[Do this]:
Omit all images. Write out the rest of the material exactly.

[Input]:
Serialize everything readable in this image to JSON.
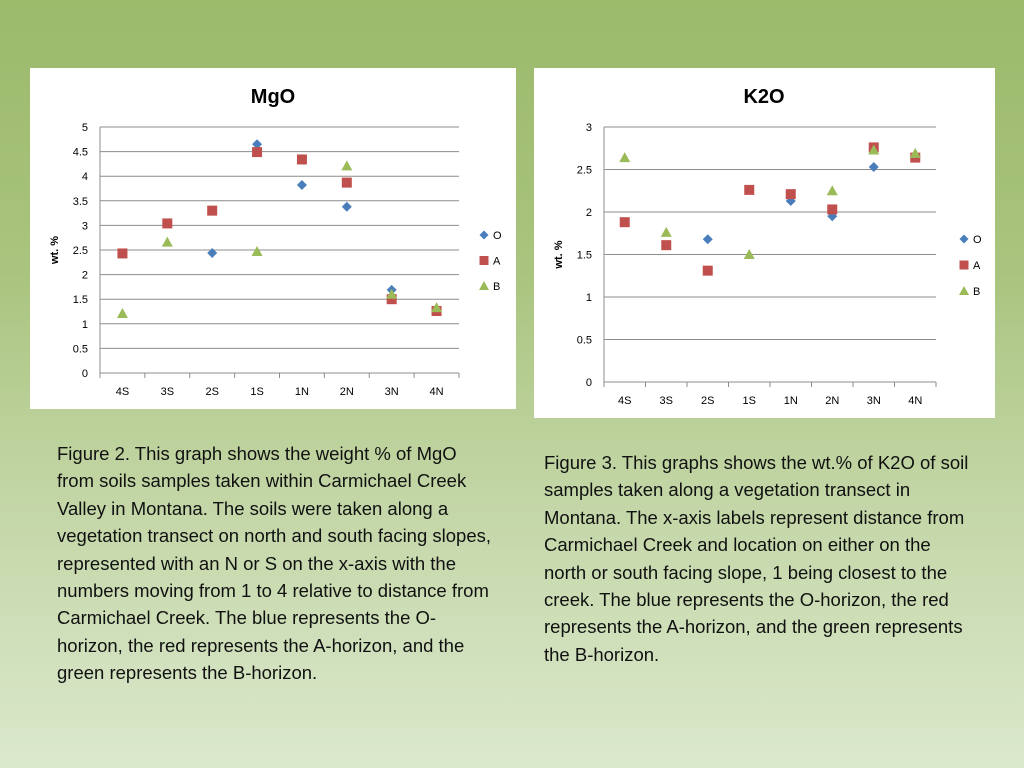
{
  "chart_data": [
    {
      "type": "scatter",
      "title": "MgO",
      "xlabel": "",
      "ylabel": "wt. %",
      "ylim": [
        0,
        5
      ],
      "yticks": [
        "0",
        "0.5",
        "1",
        "1.5",
        "2",
        "2.5",
        "3",
        "3.5",
        "4",
        "4.5",
        "5"
      ],
      "categories": [
        "4S",
        "3S",
        "2S",
        "1S",
        "1N",
        "2N",
        "3N",
        "4N"
      ],
      "grid": true,
      "legend_position": "right",
      "series": [
        {
          "name": "O",
          "marker": "diamond",
          "color": "#4a7ebb",
          "values": [
            null,
            null,
            2.44,
            4.65,
            3.82,
            3.38,
            1.69,
            1.28
          ]
        },
        {
          "name": "A",
          "marker": "square",
          "color": "#c0504d",
          "values": [
            2.43,
            3.04,
            3.3,
            4.49,
            4.34,
            3.87,
            1.5,
            1.26
          ]
        },
        {
          "name": "B",
          "marker": "triangle",
          "color": "#9bbb59",
          "values": [
            1.21,
            2.66,
            null,
            2.47,
            null,
            4.21,
            1.6,
            1.33
          ]
        }
      ]
    },
    {
      "type": "scatter",
      "title": "K2O",
      "xlabel": "",
      "ylabel": "wt. %",
      "ylim": [
        0,
        3
      ],
      "yticks": [
        "0",
        "0.5",
        "1",
        "1.5",
        "2",
        "2.5",
        "3"
      ],
      "categories": [
        "4S",
        "3S",
        "2S",
        "1S",
        "1N",
        "2N",
        "3N",
        "4N"
      ],
      "grid": true,
      "legend_position": "right",
      "series": [
        {
          "name": "O",
          "marker": "diamond",
          "color": "#4a7ebb",
          "values": [
            null,
            null,
            1.68,
            null,
            2.13,
            1.95,
            2.53,
            2.66
          ]
        },
        {
          "name": "A",
          "marker": "square",
          "color": "#c0504d",
          "values": [
            1.88,
            1.61,
            1.31,
            2.26,
            2.21,
            2.03,
            2.76,
            2.64
          ]
        },
        {
          "name": "B",
          "marker": "triangle",
          "color": "#9bbb59",
          "values": [
            2.64,
            1.76,
            null,
            1.5,
            null,
            2.25,
            2.73,
            2.69
          ]
        }
      ]
    }
  ],
  "captions": {
    "mgo": "Figure 2. This graph shows the weight % of MgO from soils samples taken within Carmichael Creek Valley in Montana. The soils were taken along a vegetation transect on north and south facing slopes, represented with an N or S on the x-axis with the numbers moving from 1 to 4 relative to distance from Carmichael Creek. The blue represents the O-horizon, the red represents the A-horizon, and the green represents the B-horizon.",
    "k2o": "Figure 3. This graphs shows the wt.% of K2O of soil samples taken along a vegetation transect in Montana. The x-axis labels represent distance from Carmichael Creek and location on either on the north or south facing slope, 1 being closest to the creek. The blue represents the O-horizon, the red represents the A-horizon, and the green represents the B-horizon."
  }
}
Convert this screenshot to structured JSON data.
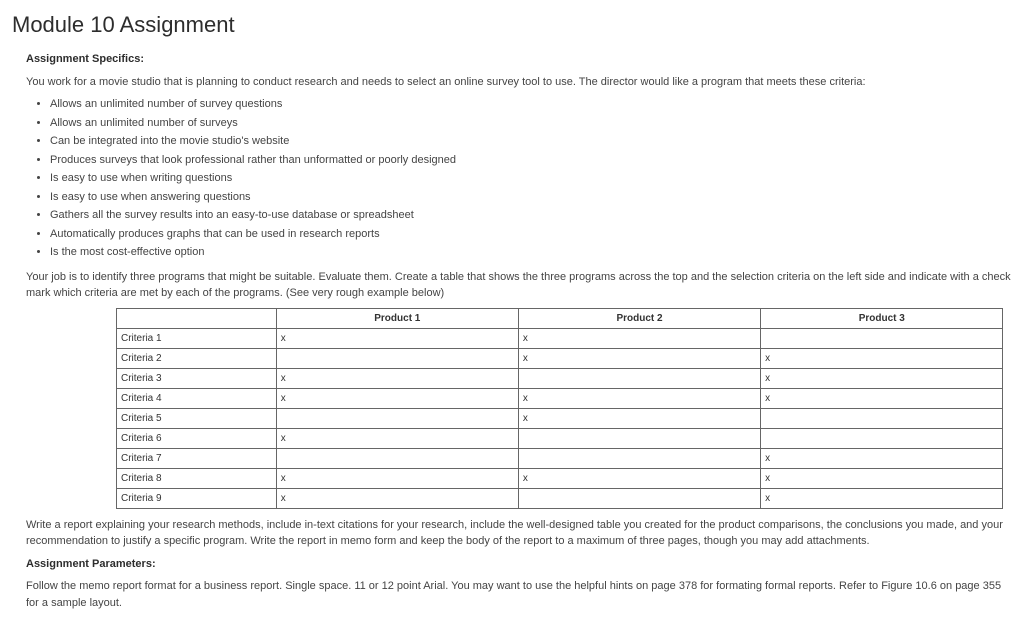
{
  "title": "Module 10 Assignment",
  "specifics_heading": "Assignment Specifics:",
  "intro": "You work for a movie studio that is planning to conduct research and needs to select an online survey tool to use. The director would like a program that meets these criteria:",
  "criteria_list": [
    "Allows an unlimited number of survey questions",
    "Allows an unlimited number of surveys",
    "Can be integrated into the movie studio's website",
    "Produces surveys that look professional rather than unformatted or poorly designed",
    "Is easy to use when writing questions",
    "Is easy to use when answering questions",
    "Gathers all the survey results into an easy-to-use database or spreadsheet",
    "Automatically produces graphs that can be used in research reports",
    "Is the most cost-effective option"
  ],
  "job_text": "Your job is to identify three programs that might be suitable. Evaluate them. Create a table that shows the three programs across the top and the selection criteria on the left side and indicate with a check mark which criteria are met by each of the programs. (See very rough example below)",
  "table": {
    "columns": [
      "",
      "Product 1",
      "Product 2",
      "Product 3"
    ],
    "rows": [
      [
        "Criteria 1",
        "x",
        "x",
        ""
      ],
      [
        "Criteria 2",
        "",
        "x",
        "x"
      ],
      [
        "Criteria 3",
        "x",
        "",
        "x"
      ],
      [
        "Criteria 4",
        "x",
        "x",
        "x"
      ],
      [
        "Criteria 5",
        "",
        "x",
        ""
      ],
      [
        "Criteria 6",
        "x",
        "",
        ""
      ],
      [
        "Criteria 7",
        "",
        "",
        "x"
      ],
      [
        "Criteria 8",
        "x",
        "x",
        "x"
      ],
      [
        "Criteria 9",
        "x",
        "",
        "x"
      ]
    ],
    "border_color": "#666666",
    "font_size_pt": 10
  },
  "report_text": "Write a report explaining your research methods, include in-text citations for your research, include the well-designed table you created for the product comparisons, the conclusions you made, and your recommendation to justify a specific program. Write the report in memo form and keep the body of the report to a maximum of three pages, though you may add attachments.",
  "parameters_heading": "Assignment Parameters:",
  "parameters_text": "Follow the memo report format for a business report. Single space. 11 or 12 point Arial. You may want to use the helpful hints on page 378 for formating formal reports. Refer to Figure 10.6 on page 355 for a sample layout."
}
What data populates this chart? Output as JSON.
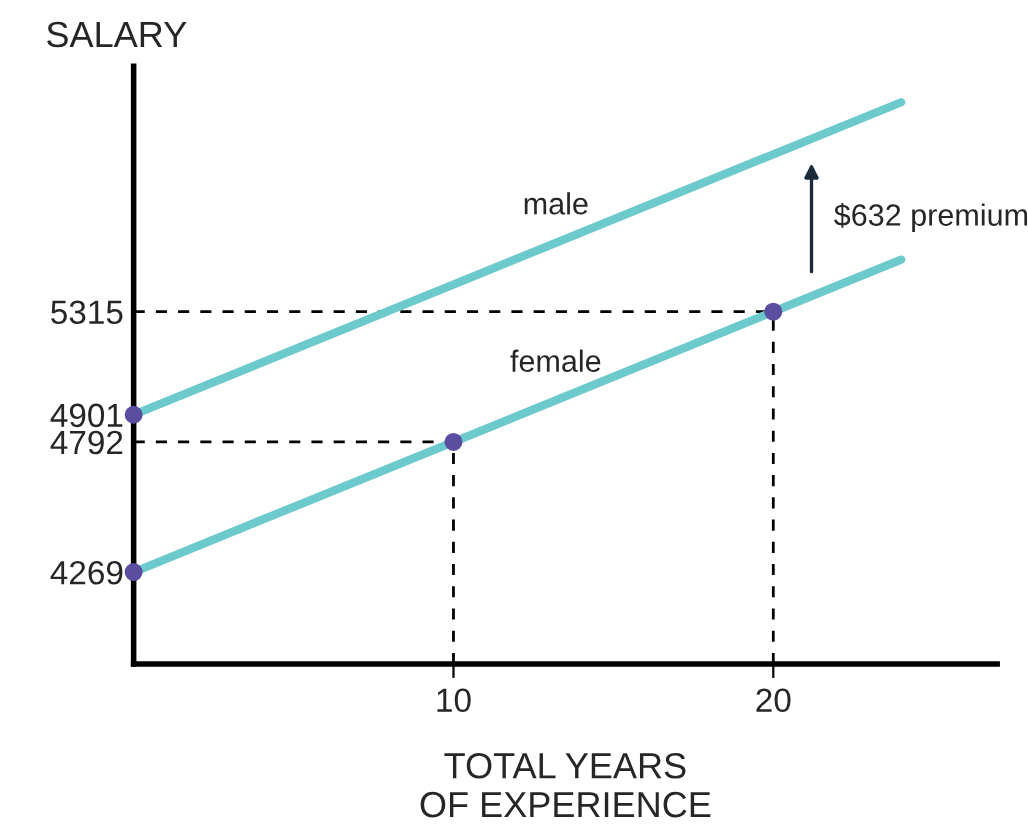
{
  "chart_data": {
    "type": "line",
    "ylabel": "SALARY",
    "xlabel": "TOTAL YEARS\nOF EXPERIENCE",
    "xlim": [
      0,
      27
    ],
    "xticks": [
      10,
      20
    ],
    "ylim": [
      3900,
      6300
    ],
    "yticks": [
      4269,
      4792,
      4901,
      5315
    ],
    "grid": false,
    "legend": false,
    "marker": "none",
    "series": [
      {
        "name": "male",
        "color": "#6cc9cc",
        "x": [
          0,
          24
        ],
        "values": [
          4901,
          6156
        ]
      },
      {
        "name": "female",
        "color": "#6cc9cc",
        "x": [
          0,
          24
        ],
        "values": [
          4269,
          5524
        ]
      },
      {
        "type": "line",
        "color": "#000000",
        "line_style": "dashed",
        "x": [
          0,
          20
        ],
        "values": [
          5315,
          5315
        ]
      },
      {
        "type": "line",
        "color": "#000000",
        "line_style": "dashed",
        "x": [
          20,
          20
        ],
        "values": [
          3900,
          5315
        ]
      },
      {
        "type": "line",
        "color": "#000000",
        "line_style": "dashed",
        "x": [
          0,
          10
        ],
        "values": [
          4792,
          4792
        ]
      },
      {
        "type": "line",
        "color": "#000000",
        "line_style": "dashed",
        "x": [
          10,
          10
        ],
        "values": [
          3900,
          4792
        ]
      },
      {
        "type": "scatter",
        "color": "#5b4ea0",
        "marker": "circle",
        "x": [
          0,
          0,
          10,
          20
        ],
        "values": [
          4269,
          4901,
          4792,
          5315
        ]
      }
    ],
    "annotations": [
      "$632 premium"
    ]
  }
}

[The response]:
Serialize everything readable in this image to JSON.
{
  "chart_data": [
    {
      "type": "scatter",
      "title": "MgO",
      "xlabel": "",
      "ylabel": "wt. %",
      "ylim": [
        0,
        5
      ],
      "yticks": [
        "0",
        "0.5",
        "1",
        "1.5",
        "2",
        "2.5",
        "3",
        "3.5",
        "4",
        "4.5",
        "5"
      ],
      "categories": [
        "4S",
        "3S",
        "2S",
        "1S",
        "1N",
        "2N",
        "3N",
        "4N"
      ],
      "grid": true,
      "legend_position": "right",
      "series": [
        {
          "name": "O",
          "marker": "diamond",
          "color": "#4a7ebb",
          "values": [
            null,
            null,
            2.44,
            4.65,
            3.82,
            3.38,
            1.69,
            1.28
          ]
        },
        {
          "name": "A",
          "marker": "square",
          "color": "#c0504d",
          "values": [
            2.43,
            3.04,
            3.3,
            4.49,
            4.34,
            3.87,
            1.5,
            1.26
          ]
        },
        {
          "name": "B",
          "marker": "triangle",
          "color": "#9bbb59",
          "values": [
            1.21,
            2.66,
            null,
            2.47,
            null,
            4.21,
            1.6,
            1.33
          ]
        }
      ]
    },
    {
      "type": "scatter",
      "title": "K2O",
      "xlabel": "",
      "ylabel": "wt. %",
      "ylim": [
        0,
        3
      ],
      "yticks": [
        "0",
        "0.5",
        "1",
        "1.5",
        "2",
        "2.5",
        "3"
      ],
      "categories": [
        "4S",
        "3S",
        "2S",
        "1S",
        "1N",
        "2N",
        "3N",
        "4N"
      ],
      "grid": true,
      "legend_position": "right",
      "series": [
        {
          "name": "O",
          "marker": "diamond",
          "color": "#4a7ebb",
          "values": [
            null,
            null,
            1.68,
            null,
            2.13,
            1.95,
            2.53,
            2.66
          ]
        },
        {
          "name": "A",
          "marker": "square",
          "color": "#c0504d",
          "values": [
            1.88,
            1.61,
            1.31,
            2.26,
            2.21,
            2.03,
            2.76,
            2.64
          ]
        },
        {
          "name": "B",
          "marker": "triangle",
          "color": "#9bbb59",
          "values": [
            2.64,
            1.76,
            null,
            1.5,
            null,
            2.25,
            2.73,
            2.69
          ]
        }
      ]
    }
  ],
  "captions": {
    "mgo": "Figure 2. This graph shows the weight % of MgO from soils samples taken within Carmichael Creek Valley in Montana. The soils were taken along a vegetation transect on north and south facing slopes, represented with an N or S on the x-axis with the numbers moving from 1 to 4 relative to distance from Carmichael Creek. The blue represents the O-horizon, the red represents the A-horizon, and the green represents the B-horizon.",
    "k2o": "Figure 3. This graphs shows the wt.% of K2O of soil samples taken along a vegetation transect in Montana. The x-axis labels represent distance from Carmichael Creek and location on either on the north or south facing slope, 1 being closest to the creek. The blue represents the O-horizon, the red represents the A-horizon, and the green represents the B-horizon."
  }
}
Convert this screenshot to structured JSON data.
{
  "title": "Module 10 Assignment",
  "specifics_heading": "Assignment Specifics:",
  "intro": "You work for a movie studio that is planning to conduct research and needs to select an online survey tool to use. The director would like a program that meets these criteria:",
  "criteria_list": [
    "Allows an unlimited number of survey questions",
    "Allows an unlimited number of surveys",
    "Can be integrated into the movie studio's website",
    "Produces surveys that look professional rather than unformatted or poorly designed",
    "Is easy to use when writing questions",
    "Is easy to use when answering questions",
    "Gathers all the survey results into an easy-to-use database or spreadsheet",
    "Automatically produces graphs that can be used in research reports",
    "Is the most cost-effective option"
  ],
  "job_text": "Your job is to identify three programs that might be suitable. Evaluate them. Create a table that shows the three programs across the top and the selection criteria on the left side and indicate with a check mark which criteria are met by each of the programs. (See very rough example below)",
  "table": {
    "columns": [
      "",
      "Product 1",
      "Product 2",
      "Product 3"
    ],
    "rows": [
      [
        "Criteria 1",
        "x",
        "x",
        ""
      ],
      [
        "Criteria 2",
        "",
        "x",
        "x"
      ],
      [
        "Criteria 3",
        "x",
        "",
        "x"
      ],
      [
        "Criteria 4",
        "x",
        "x",
        "x"
      ],
      [
        "Criteria 5",
        "",
        "x",
        ""
      ],
      [
        "Criteria 6",
        "x",
        "",
        ""
      ],
      [
        "Criteria 7",
        "",
        "",
        "x"
      ],
      [
        "Criteria 8",
        "x",
        "x",
        "x"
      ],
      [
        "Criteria 9",
        "x",
        "",
        "x"
      ]
    ],
    "border_color": "#666666",
    "font_size_pt": 10
  },
  "report_text": "Write a report explaining your research methods, include in-text citations for your research, include the well-designed table you created for the product comparisons, the conclusions you made, and your recommendation to justify a specific program. Write the report in memo form and keep the body of the report to a maximum of three pages, though you may add attachments.",
  "parameters_heading": "Assignment Parameters:",
  "parameters_text": "Follow the memo report format for a business report. Single space. 11 or 12 point Arial. You may want to use the helpful hints on page 378 for formating formal reports. Refer to Figure 10.6 on page 355 for a sample layout."
}
What data populates this chart? Output as JSON.
{
  "chart_data": {
    "type": "line",
    "ylabel": "SALARY",
    "xlabel": "TOTAL YEARS\nOF EXPERIENCE",
    "xlim": [
      0,
      27
    ],
    "xticks": [
      10,
      20
    ],
    "ylim": [
      3900,
      6300
    ],
    "yticks": [
      4269,
      4792,
      4901,
      5315
    ],
    "grid": false,
    "legend": false,
    "marker": "none",
    "series": [
      {
        "name": "male",
        "color": "#6cc9cc",
        "x": [
          0,
          24
        ],
        "values": [
          4901,
          6156
        ]
      },
      {
        "name": "female",
        "color": "#6cc9cc",
        "x": [
          0,
          24
        ],
        "values": [
          4269,
          5524
        ]
      },
      {
        "type": "line",
        "color": "#000000",
        "line_style": "dashed",
        "x": [
          0,
          20
        ],
        "values": [
          5315,
          5315
        ]
      },
      {
        "type": "line",
        "color": "#000000",
        "line_style": "dashed",
        "x": [
          20,
          20
        ],
        "values": [
          3900,
          5315
        ]
      },
      {
        "type": "line",
        "color": "#000000",
        "line_style": "dashed",
        "x": [
          0,
          10
        ],
        "values": [
          4792,
          4792
        ]
      },
      {
        "type": "line",
        "color": "#000000",
        "line_style": "dashed",
        "x": [
          10,
          10
        ],
        "values": [
          3900,
          4792
        ]
      },
      {
        "type": "scatter",
        "color": "#5b4ea0",
        "marker": "circle",
        "x": [
          0,
          0,
          10,
          20
        ],
        "values": [
          4269,
          4901,
          4792,
          5315
        ]
      }
    ],
    "annotations": [
      "$632 premium"
    ]
  }
}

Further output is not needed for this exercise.